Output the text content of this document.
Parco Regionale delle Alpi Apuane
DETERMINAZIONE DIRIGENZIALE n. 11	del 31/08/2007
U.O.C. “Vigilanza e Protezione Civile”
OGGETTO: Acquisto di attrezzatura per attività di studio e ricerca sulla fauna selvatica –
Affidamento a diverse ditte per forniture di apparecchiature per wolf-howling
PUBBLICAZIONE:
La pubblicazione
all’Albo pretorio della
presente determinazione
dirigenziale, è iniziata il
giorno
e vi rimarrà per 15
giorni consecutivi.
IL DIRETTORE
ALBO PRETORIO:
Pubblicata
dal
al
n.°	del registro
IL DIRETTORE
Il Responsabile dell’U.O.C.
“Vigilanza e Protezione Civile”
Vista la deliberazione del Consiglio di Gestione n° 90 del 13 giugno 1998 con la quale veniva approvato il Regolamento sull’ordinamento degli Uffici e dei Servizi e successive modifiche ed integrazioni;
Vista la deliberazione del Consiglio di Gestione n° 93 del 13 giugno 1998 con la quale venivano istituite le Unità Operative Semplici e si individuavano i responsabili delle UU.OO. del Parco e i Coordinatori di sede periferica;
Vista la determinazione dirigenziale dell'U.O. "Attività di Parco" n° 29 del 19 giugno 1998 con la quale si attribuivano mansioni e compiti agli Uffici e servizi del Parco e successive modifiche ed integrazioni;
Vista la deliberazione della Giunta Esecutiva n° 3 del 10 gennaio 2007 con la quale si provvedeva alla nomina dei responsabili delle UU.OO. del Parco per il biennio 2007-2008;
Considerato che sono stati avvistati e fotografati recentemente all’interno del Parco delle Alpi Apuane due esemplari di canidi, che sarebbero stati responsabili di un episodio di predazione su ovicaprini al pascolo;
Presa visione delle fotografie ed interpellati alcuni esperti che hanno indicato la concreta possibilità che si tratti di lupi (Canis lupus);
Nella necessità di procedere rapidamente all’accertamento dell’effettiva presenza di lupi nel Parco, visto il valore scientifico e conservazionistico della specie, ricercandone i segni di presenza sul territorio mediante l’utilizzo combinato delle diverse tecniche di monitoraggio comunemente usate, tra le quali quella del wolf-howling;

------------------------------------------------------------------------

» PROBLEM DESCRIPTION
Output an exact copy of each record.

» REPLY
Output the text content of this document.
Parco Regionale delle Alpi Apuane
DETERMINAZIONE DIRIGENZIALE n. 11	del 31/08/2007
U.O.C. “Vigilanza e Protezione Civile”
OGGETTO: Acquisto di attrezzatura per attività di studio e ricerca sulla fauna selvatica –
Affidamento a diverse ditte per forniture di apparecchiature per wolf-howling
PUBBLICAZIONE:
La pubblicazione
all’Albo pretorio della
presente determinazione
dirigenziale, è iniziata il
giorno
e vi rimarrà per 15
giorni consecutivi.
IL DIRETTORE
ALBO PRETORIO:
Pubblicata
dal
al
n.°	del registro
IL DIRETTORE
Il Responsabile dell’U.O.C.
“Vigilanza e Protezione Civile”
Vista la deliberazione del Consiglio di Gestione n° 90 del 13 giugno 1998 con la quale veniva approvato il Regolamento sull’ordinamento degli Uffici e dei Servizi e successive modifiche ed integrazioni;
Vista la deliberazione del Consiglio di Gestione n° 93 del 13 giugno 1998 con la quale venivano istituite le Unità Operative Semplici e si individuavano i responsabili delle UU.OO. del Parco e i Coordinatori di sede periferica;
Vista la determinazione dirigenziale dell'U.O. "Attività di Parco" n° 29 del 19 giugno 1998 con la quale si attribuivano mansioni e compiti agli Uffici e servizi del Parco e successive modifiche ed integrazioni;
Vista la deliberazione della Giunta Esecutiva n° 3 del 10 gennaio 2007 con la quale si provvedeva alla nomina dei responsabili delle UU.OO. del Parco per il biennio 2007-2008;
Considerato che sono stati avvistati e fotografati recentemente all’interno del Parco delle Alpi Apuane due esemplari di canidi, che sarebbero stati responsabili di un episodio di predazione su ovicaprini al pascolo;
Presa visione delle fotografie ed interpellati alcuni esperti che hanno indicato la concreta possibilità che si tratti di lupi (Canis lupus);
Nella necessità di procedere rapidamente all’accertamento dell’effettiva presenza di lupi nel Parco, visto il valore scientifico e conservazionistico della specie, ricercandone i segni di presenza sul territorio mediante l’utilizzo combinato delle diverse tecniche di monitoraggio comunemente usate, tra le quali quella del wolf-howling;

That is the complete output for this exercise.